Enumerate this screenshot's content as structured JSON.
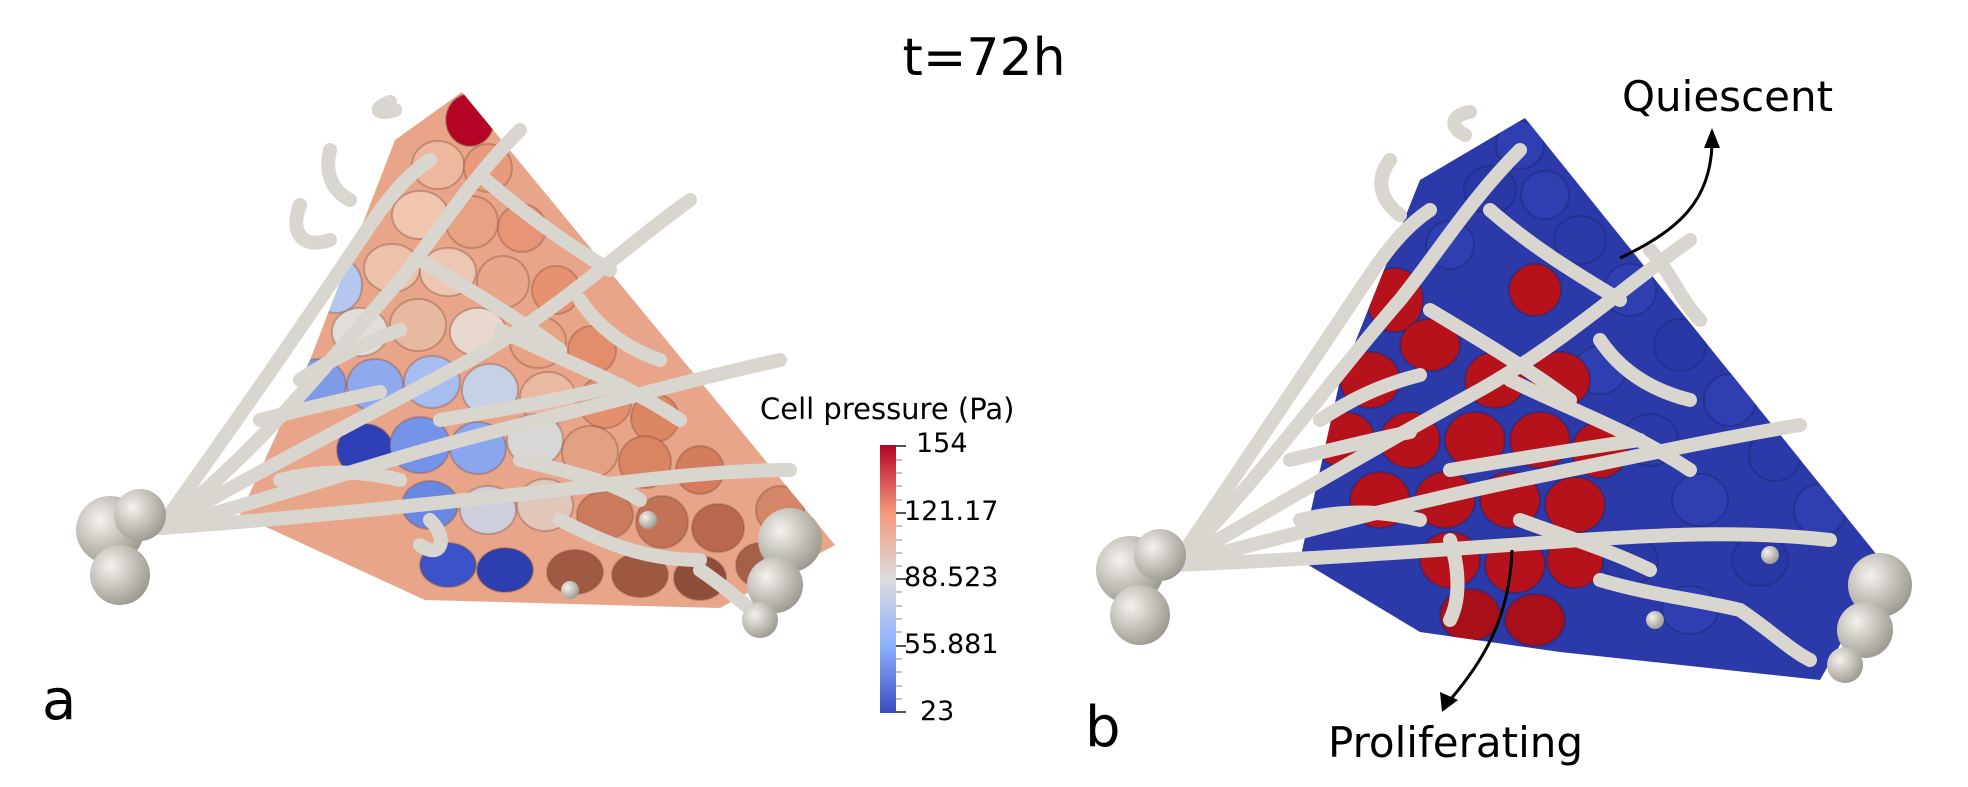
{
  "title": "t=72h",
  "panels": {
    "a": {
      "label": "a"
    },
    "b": {
      "label": "b"
    }
  },
  "colorbar": {
    "title": "Cell pressure (Pa)",
    "min": 23,
    "max": 154,
    "tick_labels": [
      "154",
      "121.17",
      "88.523",
      "55.881",
      "23"
    ],
    "colormap": [
      "#3b4cc0",
      "#8db0fe",
      "#dddcdc",
      "#f4987a",
      "#b40426"
    ]
  },
  "annotations": {
    "quiescent": "Quiescent",
    "proliferating": "Proliferating"
  },
  "colors": {
    "quiescent": "#2b3aa8",
    "proliferating": "#b5121b",
    "vessel": "#d9d6cf"
  }
}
···
Any pictures should be dropped; transcribe the rest of the records above exactly.

Enumerate this screenshot's content as structured JSON.
{
  "title": "t=72h",
  "panels": {
    "a": {
      "label": "a"
    },
    "b": {
      "label": "b"
    }
  },
  "colorbar": {
    "title": "Cell pressure (Pa)",
    "min": 23,
    "max": 154,
    "tick_labels": [
      "154",
      "121.17",
      "88.523",
      "55.881",
      "23"
    ],
    "colormap": [
      "#3b4cc0",
      "#8db0fe",
      "#dddcdc",
      "#f4987a",
      "#b40426"
    ]
  },
  "annotations": {
    "quiescent": "Quiescent",
    "proliferating": "Proliferating"
  },
  "colors": {
    "quiescent": "#2b3aa8",
    "proliferating": "#b5121b",
    "vessel": "#d9d6cf"
  }
}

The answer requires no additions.